**EXERCISE BRIEF:** Copy out all of the material below line for line, leaving out the pictures.

(Items stored from a collection)
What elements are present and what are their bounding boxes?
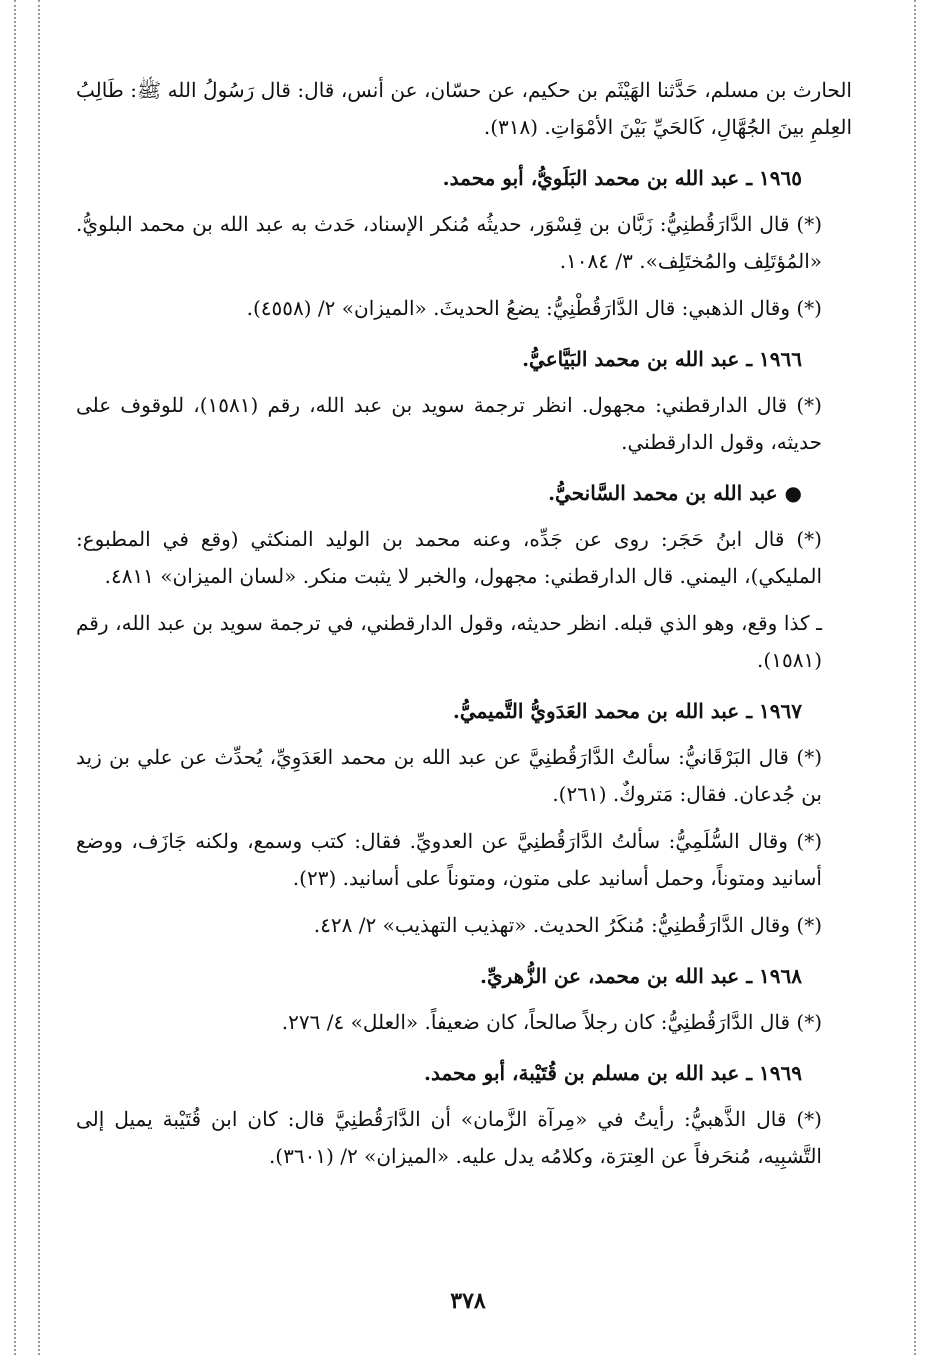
entry-paragraph: (*) قال الدَّارَقُطنِيُّ: كان رجلاً صالحاً، كان ضعيفاً. «العلل» ٤/ ٢٧٦. [281, 1010, 822, 1034]
entry-paragraph: (*) وقال السُّلَمِيُّ: سألتُ الدَّارَقُطنِيَّ عن العدويِّ. فقال: كتب وسمع، ولكنه جَازَف، ووضع أسانيد ومتوناً، وحمل أسانيد على متون، ومتوناً على أسانيد. (٢٣). [76, 829, 822, 890]
entry-heading: ١٩٦٩ ـ عبد الله بن مسلم بن قُتَيْبة، أبو محمد. [424, 1061, 802, 1085]
entry-sanhi [76, 477, 852, 679]
entry-1966 [76, 343, 852, 461]
entry-heading: ١٩٦٥ ـ عبد الله بن محمد البَلَويُّ، أبو محمد. [442, 166, 802, 190]
document-page [76, 72, 852, 1185]
left-margin-dotted-line [14, 0, 16, 1355]
entry-paragraph: (*) قال البَرْقَانيُّ: سألتُ الدَّارَقُطنِيَّ عن عبد الله بن محمد العَدَوِيِّ، يُحدِّث عن علي بن زيد بن جُدعان. فقال: مَتروكٌ. (٢٦١). [76, 745, 822, 806]
entry-heading: ١٩٦٨ ـ عبد الله بن محمد، عن الزُّهريِّ. [479, 964, 802, 988]
intro-paragraph: الحارث بن مسلم، حَدَّثنا الهَيْثَم بن حكيم، عن حسّان، عن أنس، قال: قال رَسُولُ الله ﷺ: طَالِبُ العِلمِ بينَ الجُهَّالِ، كَالحَيِّ بَيْنَ الأمْوَاتِ. (٣١٨). [76, 78, 852, 139]
entry-paragraph: (*) وقال الذهبي: قال الدَّارَقُطْنِيُّ: يضعُ الحديثَ. «الميزان» ٢/ (٤٥٥٨). [246, 296, 822, 320]
entry-paragraph: (*) قال الدارقطني: مجهول. انظر ترجمة سويد بن عبد الله، رقم (١٥٨١)، للوقوف على حديثه، وقول الدارقطني. [76, 393, 822, 454]
entry-paragraph: (*) قال الدَّارَقُطنِيُّ: زَبَّان بن قِسْوَر، حديثُه مُنكر الإسناد، حَدث به عبد الله بن محمد البلويُّ. «المُؤتَلِف والمُختَلِف». ٣/ ١٠٨٤. [76, 212, 823, 273]
entry-1968 [76, 960, 852, 1041]
entry-paragraph: (*) قال ابنُ حَجَر: روى عن جَدِّه، وعنه محمد بن الوليد المنكثي (وقع في المطبوع: المليكي)، اليمني. قال الدارقطني: مجهول، والخبر لا يثبت منكر. «لسان الميزان» ٤٨١١. [76, 527, 822, 588]
entry-1967 [76, 695, 852, 944]
entry-paragraph: (*) وقال الدَّارَقُطنِيُّ: مُنكَرُ الحديث. «تهذيب التهذيب» ٢/ ٤٢٨. [313, 913, 822, 937]
entry-1969 [76, 1057, 852, 1175]
entry-heading: ● عبد الله بن محمد السَّانحيُّ. [548, 481, 802, 505]
entry-heading: ١٩٦٦ ـ عبد الله بن محمد البَيَّاعيُّ. [522, 347, 802, 371]
left-margin-dotted-line-inner [38, 0, 40, 1355]
entry-paragraph: (*) قال الذَّهبيُّ: رأيتُ في «مِرآة الزَّمان» أن الدَّارَقُطنِيَّ قال: كان ابن قُتَيْبة يميل إلى التَّشبِيه، مُنحَرفاً عن العِترَة، وكلامُه يدل عليه. «الميزان» ٢/ (٣٦٠١). [76, 1107, 822, 1168]
entry-1965 [76, 162, 852, 327]
entry-paragraph: ـ كذا وقع، وهو الذي قبله. انظر حديثه، وقول الدارقطني، في ترجمة سويد بن عبد الله، رقم (١٥٨١). [76, 611, 822, 672]
page-number: ٣٧٨ [450, 1288, 486, 1314]
entry-heading: ١٩٦٧ ـ عبد الله بن محمد العَدَويُّ التَّميميُّ. [452, 699, 802, 723]
right-margin-dotted-line [914, 0, 916, 1355]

**TASK OUTPUT:**
What elements are present and what are their bounding boxes?
entry-paragraph: (*) قال الدَّارَقُطنِيُّ: كان رجلاً صالحاً، كان ضعيفاً. «العلل» ٤/ ٢٧٦. [281, 1010, 822, 1034]
entry-paragraph: (*) وقال السُّلَمِيُّ: سألتُ الدَّارَقُطنِيَّ عن العدويِّ. فقال: كتب وسمع، ولكنه جَازَف، ووضع أسانيد ومتوناً، وحمل أسانيد على متون، ومتوناً على أسانيد. (٢٣). [76, 829, 822, 890]
entry-heading: ١٩٦٩ ـ عبد الله بن مسلم بن قُتَيْبة، أبو محمد. [424, 1061, 802, 1085]
entry-sanhi [76, 477, 852, 679]
entry-1966 [76, 343, 852, 461]
entry-heading: ١٩٦٥ ـ عبد الله بن محمد البَلَويُّ، أبو محمد. [442, 166, 802, 190]
document-page [76, 72, 852, 1185]
left-margin-dotted-line [14, 0, 16, 1355]
entry-paragraph: (*) قال البَرْقَانيُّ: سألتُ الدَّارَقُطنِيَّ عن عبد الله بن محمد العَدَوِيِّ، يُحدِّث عن علي بن زيد بن جُدعان. فقال: مَتروكٌ. (٢٦١). [76, 745, 822, 806]
entry-heading: ١٩٦٨ ـ عبد الله بن محمد، عن الزُّهريِّ. [479, 964, 802, 988]
intro-paragraph: الحارث بن مسلم، حَدَّثنا الهَيْثَم بن حكيم، عن حسّان، عن أنس، قال: قال رَسُولُ الله ﷺ: طَالِبُ العِلمِ بينَ الجُهَّالِ، كَالحَيِّ بَيْنَ الأمْوَاتِ. (٣١٨). [76, 78, 852, 139]
entry-paragraph: (*) وقال الذهبي: قال الدَّارَقُطْنِيُّ: يضعُ الحديثَ. «الميزان» ٢/ (٤٥٥٨). [246, 296, 822, 320]
entry-paragraph: (*) قال الدارقطني: مجهول. انظر ترجمة سويد بن عبد الله، رقم (١٥٨١)، للوقوف على حديثه، وقول الدارقطني. [76, 393, 822, 454]
entry-paragraph: (*) قال الدَّارَقُطنِيُّ: زَبَّان بن قِسْوَر، حديثُه مُنكر الإسناد، حَدث به عبد الله بن محمد البلويُّ. «المُؤتَلِف والمُختَلِف». ٣/ ١٠٨٤. [76, 212, 823, 273]
entry-1968 [76, 960, 852, 1041]
entry-paragraph: (*) قال ابنُ حَجَر: روى عن جَدِّه، وعنه محمد بن الوليد المنكثي (وقع في المطبوع: المليكي)، اليمني. قال الدارقطني: مجهول، والخبر لا يثبت منكر. «لسان الميزان» ٤٨١١. [76, 527, 822, 588]
entry-1967 [76, 695, 852, 944]
entry-paragraph: (*) وقال الدَّارَقُطنِيُّ: مُنكَرُ الحديث. «تهذيب التهذيب» ٢/ ٤٢٨. [313, 913, 822, 937]
entry-1969 [76, 1057, 852, 1175]
entry-heading: ● عبد الله بن محمد السَّانحيُّ. [548, 481, 802, 505]
entry-heading: ١٩٦٦ ـ عبد الله بن محمد البَيَّاعيُّ. [522, 347, 802, 371]
left-margin-dotted-line-inner [38, 0, 40, 1355]
entry-paragraph: (*) قال الذَّهبيُّ: رأيتُ في «مِرآة الزَّمان» أن الدَّارَقُطنِيَّ قال: كان ابن قُتَيْبة يميل إلى التَّشبِيه، مُنحَرفاً عن العِترَة، وكلامُه يدل عليه. «الميزان» ٢/ (٣٦٠١). [76, 1107, 822, 1168]
entry-1965 [76, 162, 852, 327]
entry-paragraph: ـ كذا وقع، وهو الذي قبله. انظر حديثه، وقول الدارقطني، في ترجمة سويد بن عبد الله، رقم (١٥٨١). [76, 611, 822, 672]
page-number: ٣٧٨ [450, 1288, 486, 1314]
entry-heading: ١٩٦٧ ـ عبد الله بن محمد العَدَويُّ التَّميميُّ. [452, 699, 802, 723]
right-margin-dotted-line [914, 0, 916, 1355]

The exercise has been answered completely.